— Begin Data for this exercise —
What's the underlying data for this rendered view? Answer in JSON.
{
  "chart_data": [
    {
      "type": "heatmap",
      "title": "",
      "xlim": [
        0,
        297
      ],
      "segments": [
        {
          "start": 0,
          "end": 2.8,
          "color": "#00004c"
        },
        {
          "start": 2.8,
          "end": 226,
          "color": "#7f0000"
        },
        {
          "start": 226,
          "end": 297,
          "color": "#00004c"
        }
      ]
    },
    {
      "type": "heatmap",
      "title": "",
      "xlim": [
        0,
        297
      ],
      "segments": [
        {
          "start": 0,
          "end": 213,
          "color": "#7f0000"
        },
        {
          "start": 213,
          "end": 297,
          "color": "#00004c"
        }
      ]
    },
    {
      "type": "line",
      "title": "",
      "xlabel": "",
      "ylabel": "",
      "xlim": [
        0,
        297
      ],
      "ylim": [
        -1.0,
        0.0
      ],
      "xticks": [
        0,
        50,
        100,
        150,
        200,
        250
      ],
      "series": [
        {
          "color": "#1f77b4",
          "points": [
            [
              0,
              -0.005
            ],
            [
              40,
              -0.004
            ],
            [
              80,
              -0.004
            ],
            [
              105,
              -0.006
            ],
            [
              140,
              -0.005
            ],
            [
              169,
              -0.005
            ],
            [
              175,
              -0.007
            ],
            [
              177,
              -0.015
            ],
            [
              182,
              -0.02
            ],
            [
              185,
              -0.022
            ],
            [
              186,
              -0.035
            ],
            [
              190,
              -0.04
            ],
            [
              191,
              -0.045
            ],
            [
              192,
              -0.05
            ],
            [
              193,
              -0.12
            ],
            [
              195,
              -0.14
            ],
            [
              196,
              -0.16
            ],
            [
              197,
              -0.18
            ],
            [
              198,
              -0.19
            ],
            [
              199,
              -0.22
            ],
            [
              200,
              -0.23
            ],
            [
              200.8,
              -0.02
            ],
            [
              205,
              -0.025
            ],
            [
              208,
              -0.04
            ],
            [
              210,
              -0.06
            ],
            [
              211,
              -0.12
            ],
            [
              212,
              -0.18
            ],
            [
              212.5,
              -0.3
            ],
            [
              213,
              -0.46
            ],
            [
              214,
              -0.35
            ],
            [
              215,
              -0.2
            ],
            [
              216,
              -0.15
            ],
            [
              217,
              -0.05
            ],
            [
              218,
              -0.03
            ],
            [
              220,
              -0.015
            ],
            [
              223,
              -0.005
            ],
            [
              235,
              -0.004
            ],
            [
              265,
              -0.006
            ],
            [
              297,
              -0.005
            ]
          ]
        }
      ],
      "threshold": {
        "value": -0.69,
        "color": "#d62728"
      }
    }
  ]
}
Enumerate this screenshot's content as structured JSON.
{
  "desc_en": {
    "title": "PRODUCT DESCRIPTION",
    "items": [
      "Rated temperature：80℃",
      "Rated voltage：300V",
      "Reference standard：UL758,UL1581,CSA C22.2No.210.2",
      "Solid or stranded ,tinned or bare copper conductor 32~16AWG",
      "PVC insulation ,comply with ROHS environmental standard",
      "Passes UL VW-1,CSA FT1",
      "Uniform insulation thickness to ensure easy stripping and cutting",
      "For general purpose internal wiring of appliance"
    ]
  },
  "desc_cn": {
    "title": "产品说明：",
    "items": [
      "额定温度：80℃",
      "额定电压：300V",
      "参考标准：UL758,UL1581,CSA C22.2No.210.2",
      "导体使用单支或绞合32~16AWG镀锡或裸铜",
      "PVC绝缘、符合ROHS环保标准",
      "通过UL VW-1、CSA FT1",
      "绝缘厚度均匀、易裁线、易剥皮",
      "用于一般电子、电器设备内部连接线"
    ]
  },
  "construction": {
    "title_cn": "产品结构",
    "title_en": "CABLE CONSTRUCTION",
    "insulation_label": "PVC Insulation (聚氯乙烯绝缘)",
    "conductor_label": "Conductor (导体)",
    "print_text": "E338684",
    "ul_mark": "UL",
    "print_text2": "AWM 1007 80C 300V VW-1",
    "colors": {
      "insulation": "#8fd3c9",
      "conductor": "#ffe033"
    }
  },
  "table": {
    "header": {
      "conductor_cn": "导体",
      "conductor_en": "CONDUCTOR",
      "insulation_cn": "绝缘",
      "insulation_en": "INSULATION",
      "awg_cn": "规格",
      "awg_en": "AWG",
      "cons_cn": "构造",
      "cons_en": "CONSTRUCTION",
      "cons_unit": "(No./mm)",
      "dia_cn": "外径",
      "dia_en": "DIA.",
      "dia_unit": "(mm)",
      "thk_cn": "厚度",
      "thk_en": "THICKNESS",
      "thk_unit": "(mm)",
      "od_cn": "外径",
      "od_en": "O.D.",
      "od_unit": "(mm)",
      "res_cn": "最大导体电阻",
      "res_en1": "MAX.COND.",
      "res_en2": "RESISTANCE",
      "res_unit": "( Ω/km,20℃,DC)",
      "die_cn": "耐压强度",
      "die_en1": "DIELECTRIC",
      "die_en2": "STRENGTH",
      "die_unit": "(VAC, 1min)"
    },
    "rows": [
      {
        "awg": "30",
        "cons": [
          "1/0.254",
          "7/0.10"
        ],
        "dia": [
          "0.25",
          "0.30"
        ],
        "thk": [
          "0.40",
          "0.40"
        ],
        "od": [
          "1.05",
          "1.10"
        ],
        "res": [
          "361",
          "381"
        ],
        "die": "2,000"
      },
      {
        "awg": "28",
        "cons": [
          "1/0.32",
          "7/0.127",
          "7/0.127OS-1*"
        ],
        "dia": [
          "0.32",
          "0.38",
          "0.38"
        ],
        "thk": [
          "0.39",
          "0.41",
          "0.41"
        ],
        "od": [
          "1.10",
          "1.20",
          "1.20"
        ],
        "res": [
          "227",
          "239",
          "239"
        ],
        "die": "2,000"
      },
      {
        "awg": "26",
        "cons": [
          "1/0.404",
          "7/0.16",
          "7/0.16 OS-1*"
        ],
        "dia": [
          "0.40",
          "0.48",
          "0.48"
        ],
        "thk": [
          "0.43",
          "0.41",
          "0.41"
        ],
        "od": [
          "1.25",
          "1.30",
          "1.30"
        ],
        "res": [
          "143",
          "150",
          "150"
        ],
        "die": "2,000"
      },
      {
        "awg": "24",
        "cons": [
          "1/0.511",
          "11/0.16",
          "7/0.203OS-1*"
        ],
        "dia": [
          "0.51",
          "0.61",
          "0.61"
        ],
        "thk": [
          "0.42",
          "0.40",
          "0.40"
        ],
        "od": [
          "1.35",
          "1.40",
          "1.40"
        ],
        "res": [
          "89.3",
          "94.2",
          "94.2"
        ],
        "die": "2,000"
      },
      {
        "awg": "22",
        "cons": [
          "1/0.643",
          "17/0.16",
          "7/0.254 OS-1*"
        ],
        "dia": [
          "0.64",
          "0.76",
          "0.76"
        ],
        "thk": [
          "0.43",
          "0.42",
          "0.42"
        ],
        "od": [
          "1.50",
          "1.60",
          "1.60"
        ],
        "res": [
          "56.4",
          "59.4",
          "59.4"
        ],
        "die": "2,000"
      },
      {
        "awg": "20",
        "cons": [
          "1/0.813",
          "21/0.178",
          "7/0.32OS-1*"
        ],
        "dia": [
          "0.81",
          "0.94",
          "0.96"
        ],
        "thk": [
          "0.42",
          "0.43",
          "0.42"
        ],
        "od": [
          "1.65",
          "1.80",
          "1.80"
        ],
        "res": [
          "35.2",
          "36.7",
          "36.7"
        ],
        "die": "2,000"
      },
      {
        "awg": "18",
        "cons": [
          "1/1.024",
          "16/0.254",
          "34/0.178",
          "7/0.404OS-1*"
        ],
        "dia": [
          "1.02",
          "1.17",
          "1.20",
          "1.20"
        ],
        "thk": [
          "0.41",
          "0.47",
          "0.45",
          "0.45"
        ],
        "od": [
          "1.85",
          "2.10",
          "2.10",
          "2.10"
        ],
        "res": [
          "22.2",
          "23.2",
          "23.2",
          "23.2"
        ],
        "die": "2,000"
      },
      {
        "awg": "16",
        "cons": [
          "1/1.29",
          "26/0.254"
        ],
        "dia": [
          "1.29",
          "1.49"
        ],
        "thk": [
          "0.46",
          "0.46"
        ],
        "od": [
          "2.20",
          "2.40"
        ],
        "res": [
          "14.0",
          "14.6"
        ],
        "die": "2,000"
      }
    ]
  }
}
— End Data for this exercise —
Problem description
Among the entries, how many lines contain the string "standard"? Give the number without anything else.

Finished exercise
2